Collected data entries
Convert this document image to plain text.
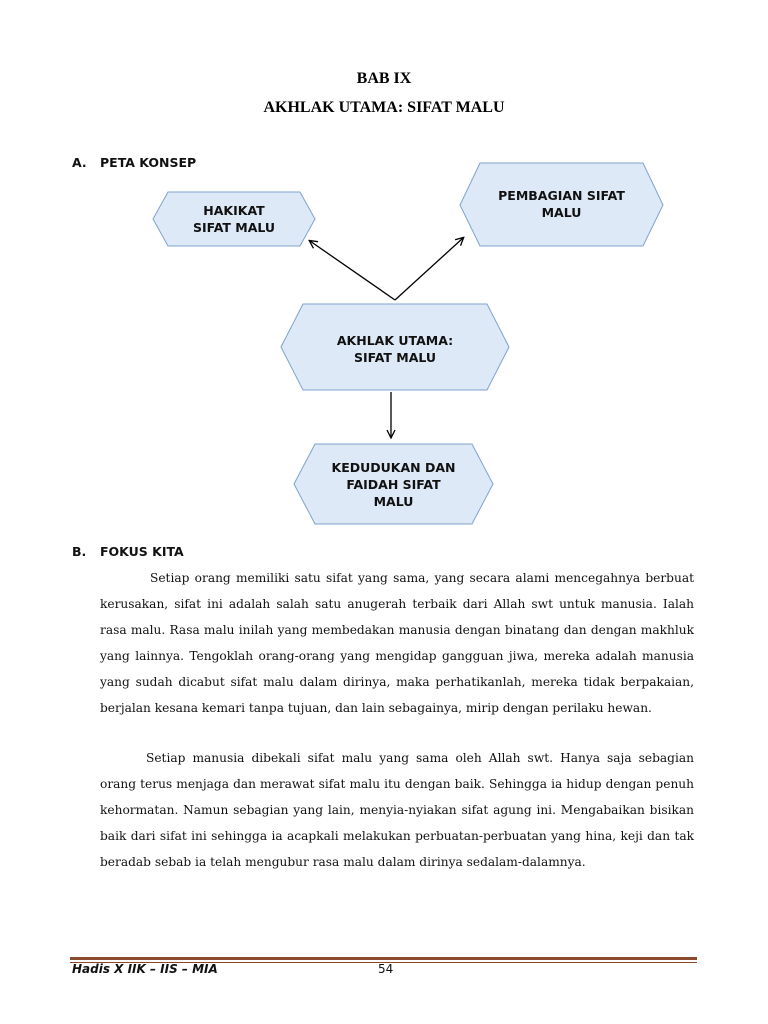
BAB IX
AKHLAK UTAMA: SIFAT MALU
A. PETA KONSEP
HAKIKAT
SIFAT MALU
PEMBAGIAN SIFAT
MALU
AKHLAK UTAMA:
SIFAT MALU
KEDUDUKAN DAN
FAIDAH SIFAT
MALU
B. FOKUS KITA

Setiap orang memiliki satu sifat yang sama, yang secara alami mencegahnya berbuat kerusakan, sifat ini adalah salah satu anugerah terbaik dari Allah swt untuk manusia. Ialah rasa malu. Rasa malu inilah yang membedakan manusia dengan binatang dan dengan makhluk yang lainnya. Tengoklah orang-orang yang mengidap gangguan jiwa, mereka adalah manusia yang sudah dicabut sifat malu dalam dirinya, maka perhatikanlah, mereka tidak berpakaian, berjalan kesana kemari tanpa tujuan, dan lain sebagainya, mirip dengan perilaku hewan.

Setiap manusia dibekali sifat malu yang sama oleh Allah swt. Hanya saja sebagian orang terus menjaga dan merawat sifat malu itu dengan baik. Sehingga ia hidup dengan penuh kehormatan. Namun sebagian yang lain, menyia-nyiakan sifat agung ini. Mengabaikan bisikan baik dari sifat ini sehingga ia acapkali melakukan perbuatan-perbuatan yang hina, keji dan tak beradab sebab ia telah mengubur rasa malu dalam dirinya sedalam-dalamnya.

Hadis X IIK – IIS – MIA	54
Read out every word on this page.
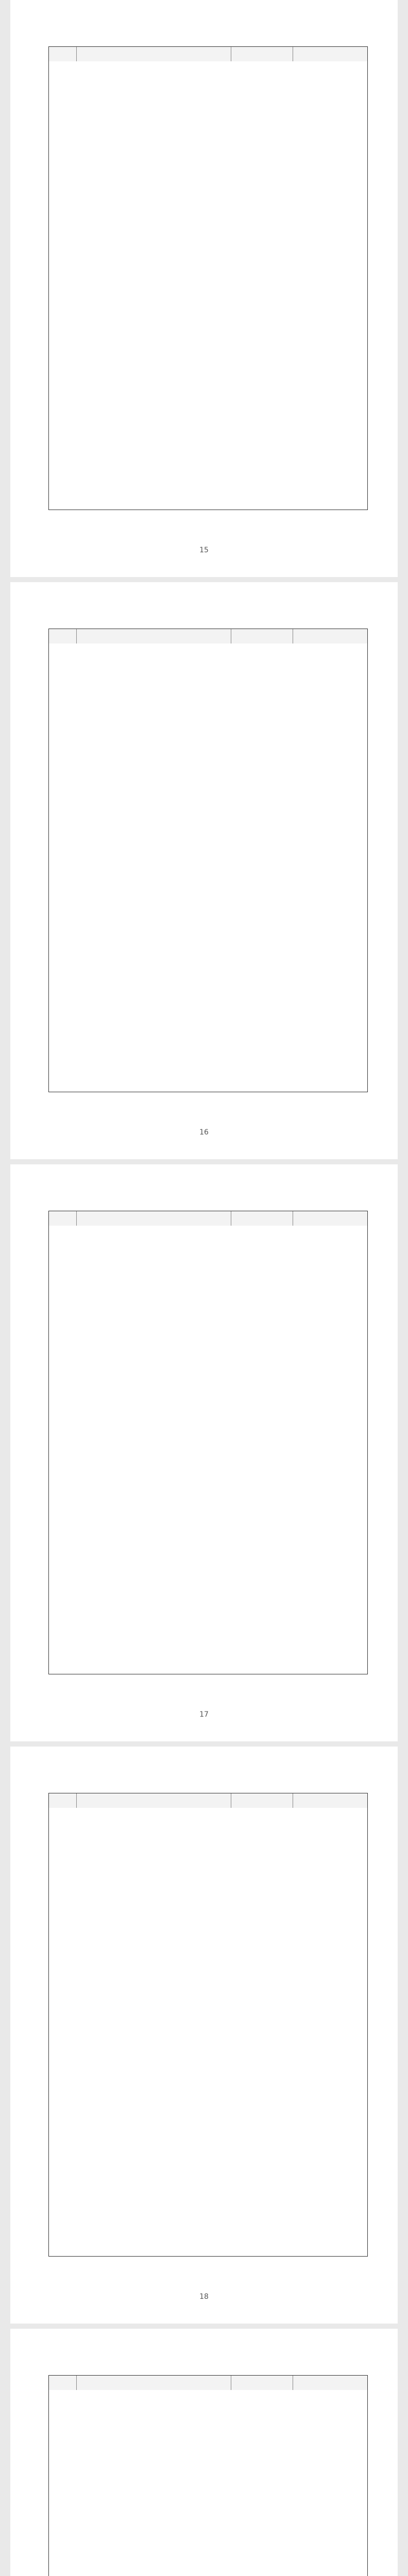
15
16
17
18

*Problem to work on:*
Scan the material above. Copy each line that holds the word "AKHLAK".

*Exercise output:*
AKHLAK UTAMA: SIFAT MALU
AKHLAK UTAMA:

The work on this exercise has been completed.